BEGIN Records for this exercise

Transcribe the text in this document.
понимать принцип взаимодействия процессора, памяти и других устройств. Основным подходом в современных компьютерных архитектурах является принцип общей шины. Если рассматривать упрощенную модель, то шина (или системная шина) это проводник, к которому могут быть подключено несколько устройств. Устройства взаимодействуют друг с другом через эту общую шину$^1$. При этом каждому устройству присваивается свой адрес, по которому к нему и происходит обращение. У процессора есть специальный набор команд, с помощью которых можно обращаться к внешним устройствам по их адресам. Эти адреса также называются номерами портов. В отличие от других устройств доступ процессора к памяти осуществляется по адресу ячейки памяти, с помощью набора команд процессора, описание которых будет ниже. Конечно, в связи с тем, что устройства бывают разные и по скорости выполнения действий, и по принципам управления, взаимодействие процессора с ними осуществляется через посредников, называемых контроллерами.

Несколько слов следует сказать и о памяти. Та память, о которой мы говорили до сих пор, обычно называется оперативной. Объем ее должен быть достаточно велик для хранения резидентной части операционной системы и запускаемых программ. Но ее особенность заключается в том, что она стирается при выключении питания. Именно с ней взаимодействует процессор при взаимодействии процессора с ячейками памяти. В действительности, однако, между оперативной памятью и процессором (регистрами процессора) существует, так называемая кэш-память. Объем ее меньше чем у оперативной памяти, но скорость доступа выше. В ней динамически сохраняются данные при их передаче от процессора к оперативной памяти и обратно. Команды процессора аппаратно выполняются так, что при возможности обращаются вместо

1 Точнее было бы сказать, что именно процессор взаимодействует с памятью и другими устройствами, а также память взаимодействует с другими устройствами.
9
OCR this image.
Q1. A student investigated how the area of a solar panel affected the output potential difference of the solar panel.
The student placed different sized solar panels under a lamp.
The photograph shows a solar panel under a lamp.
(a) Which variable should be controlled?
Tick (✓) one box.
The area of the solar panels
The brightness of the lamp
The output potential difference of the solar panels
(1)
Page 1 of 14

END Records for this exercise

* Exercise *
Nothing but the lines from the one with "OCR this image." through the end of the data above should be repeated, each exactly as it stands.

* Worked solution *
OCR this image.
Q1. A student investigated how the area of a solar panel affected the output potential difference of the solar panel.
The student placed different sized solar panels under a lamp.
The photograph shows a solar panel under a lamp.
(a) Which variable should be controlled?
Tick (✓) one box.
The area of the solar panels
The brightness of the lamp
The output potential difference of the solar panels
(1)
Page 1 of 14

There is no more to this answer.